Please convert every line of the items below into a JSON list of strings, one string per line, with blank lines left out.

--- Begin Data ---

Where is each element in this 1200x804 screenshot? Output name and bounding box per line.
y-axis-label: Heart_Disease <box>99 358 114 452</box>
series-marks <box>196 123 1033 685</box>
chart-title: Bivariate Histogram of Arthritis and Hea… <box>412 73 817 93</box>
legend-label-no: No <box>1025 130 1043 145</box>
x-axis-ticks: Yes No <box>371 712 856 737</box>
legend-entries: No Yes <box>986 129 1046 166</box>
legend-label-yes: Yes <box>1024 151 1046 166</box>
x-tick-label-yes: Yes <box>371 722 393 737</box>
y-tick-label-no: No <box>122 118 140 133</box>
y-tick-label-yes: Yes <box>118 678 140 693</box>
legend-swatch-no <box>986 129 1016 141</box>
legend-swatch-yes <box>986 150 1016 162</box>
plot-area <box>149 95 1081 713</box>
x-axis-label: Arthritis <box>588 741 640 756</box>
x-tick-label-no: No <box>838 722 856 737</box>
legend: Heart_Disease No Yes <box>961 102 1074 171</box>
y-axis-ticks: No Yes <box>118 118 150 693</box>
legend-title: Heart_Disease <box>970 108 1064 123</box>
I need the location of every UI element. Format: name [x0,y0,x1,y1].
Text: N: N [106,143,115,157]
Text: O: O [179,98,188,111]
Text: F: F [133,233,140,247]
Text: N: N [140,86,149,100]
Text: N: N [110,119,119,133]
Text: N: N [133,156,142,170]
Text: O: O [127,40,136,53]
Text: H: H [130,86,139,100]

--- End Data ---

- **Expected answer**:
[
  "Where is each element in this 1200x804 screenshot? Output name and bounding box per line.",
  "y-axis-label: Heart_Disease <box>99 358 114 452</box>",
  "series-marks <box>196 123 1033 685</box>",
  "chart-title: Bivariate Histogram of Arthritis and Hea… <box>412 73 817 93</box>",
  "legend-label-no: No <box>1025 130 1043 145</box>",
  "x-axis-ticks: Yes No <box>371 712 856 737</box>",
  "legend-entries: No Yes <box>986 129 1046 166</box>",
  "legend-label-yes: Yes <box>1024 151 1046 166</box>",
  "x-tick-label-yes: Yes <box>371 722 393 737</box>",
  "y-tick-label-no: No <box>122 118 140 133</box>",
  "y-tick-label-yes: Yes <box>118 678 140 693</box>",
  "legend-swatch-no <box>986 129 1016 141</box>",
  "legend-swatch-yes <box>986 150 1016 162</box>",
  "plot-area <box>149 95 1081 713</box>",
  "x-axis-label: Arthritis <box>588 741 640 756</box>",
  "x-tick-label-no: No <box>838 722 856 737</box>",
  "legend: Heart_Disease No Yes <box>961 102 1074 171</box>",
  "y-axis-ticks: No Yes <box>118 118 150 693</box>",
  "legend-title: Heart_Disease <box>970 108 1064 123</box>",
  "I need the location of every UI element. Format: name [x0,y0,x1,y1].",
  "Text: N: N [106,143,115,157]",
  "Text: O: O [179,98,188,111]",
  "Text: F: F [133,233,140,247]",
  "Text: N: N [140,86,149,100]",
  "Text: N: N [110,119,119,133]",
  "Text: N: N [133,156,142,170]",
  "Text: O: O [127,40,136,53]",
  "Text: H: H [130,86,139,100]"
]